WORK TO COMPLETE: All of the entries must be reproduced exactly, with no images carried over.

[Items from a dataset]
·····

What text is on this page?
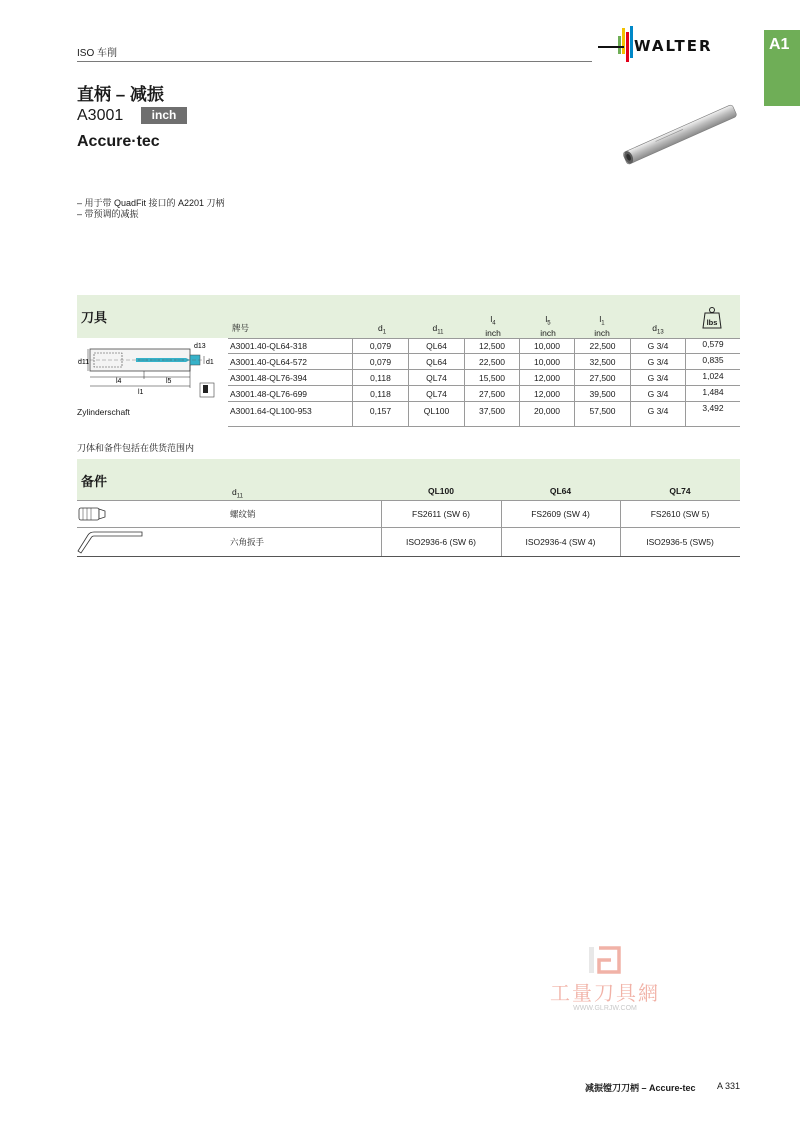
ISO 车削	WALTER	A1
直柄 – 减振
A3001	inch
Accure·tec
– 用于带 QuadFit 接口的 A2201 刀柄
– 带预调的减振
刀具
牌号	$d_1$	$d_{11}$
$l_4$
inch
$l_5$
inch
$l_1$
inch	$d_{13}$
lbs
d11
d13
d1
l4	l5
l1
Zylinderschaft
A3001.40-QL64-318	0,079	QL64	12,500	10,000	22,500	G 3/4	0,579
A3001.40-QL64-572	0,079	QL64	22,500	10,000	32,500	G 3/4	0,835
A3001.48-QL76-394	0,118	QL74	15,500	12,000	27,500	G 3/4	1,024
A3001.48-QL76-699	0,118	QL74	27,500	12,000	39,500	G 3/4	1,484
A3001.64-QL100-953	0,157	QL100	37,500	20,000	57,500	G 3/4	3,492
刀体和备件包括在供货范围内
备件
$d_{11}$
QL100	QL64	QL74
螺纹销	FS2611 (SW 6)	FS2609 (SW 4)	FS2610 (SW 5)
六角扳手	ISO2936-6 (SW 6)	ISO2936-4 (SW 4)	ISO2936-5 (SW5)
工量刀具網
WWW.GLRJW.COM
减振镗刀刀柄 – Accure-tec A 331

·····

FINISHED ANSWER:
What text is on this page?
ISO 车削	WALTER	A1
直柄 – 减振
A3001	inch
Accure·tec
– 用于带 QuadFit 接口的 A2201 刀柄
– 带预调的减振
刀具
牌号	$d_1$	$d_{11}$
$l_4$
inch
$l_5$
inch
$l_1$
inch	$d_{13}$
lbs
d11
d13
d1
l4	l5
l1
Zylinderschaft
A3001.40-QL64-318	0,079	QL64	12,500	10,000	22,500	G 3/4	0,579
A3001.40-QL64-572	0,079	QL64	22,500	10,000	32,500	G 3/4	0,835
A3001.48-QL76-394	0,118	QL74	15,500	12,000	27,500	G 3/4	1,024
A3001.48-QL76-699	0,118	QL74	27,500	12,000	39,500	G 3/4	1,484
A3001.64-QL100-953	0,157	QL100	37,500	20,000	57,500	G 3/4	3,492
刀体和备件包括在供货范围内
备件
$d_{11}$
QL100	QL64	QL74
螺纹销	FS2611 (SW 6)	FS2609 (SW 4)	FS2610 (SW 5)
六角扳手	ISO2936-6 (SW 6)	ISO2936-4 (SW 4)	ISO2936-5 (SW5)
工量刀具網
WWW.GLRJW.COM
减振镗刀刀柄 – Accure-tec A 331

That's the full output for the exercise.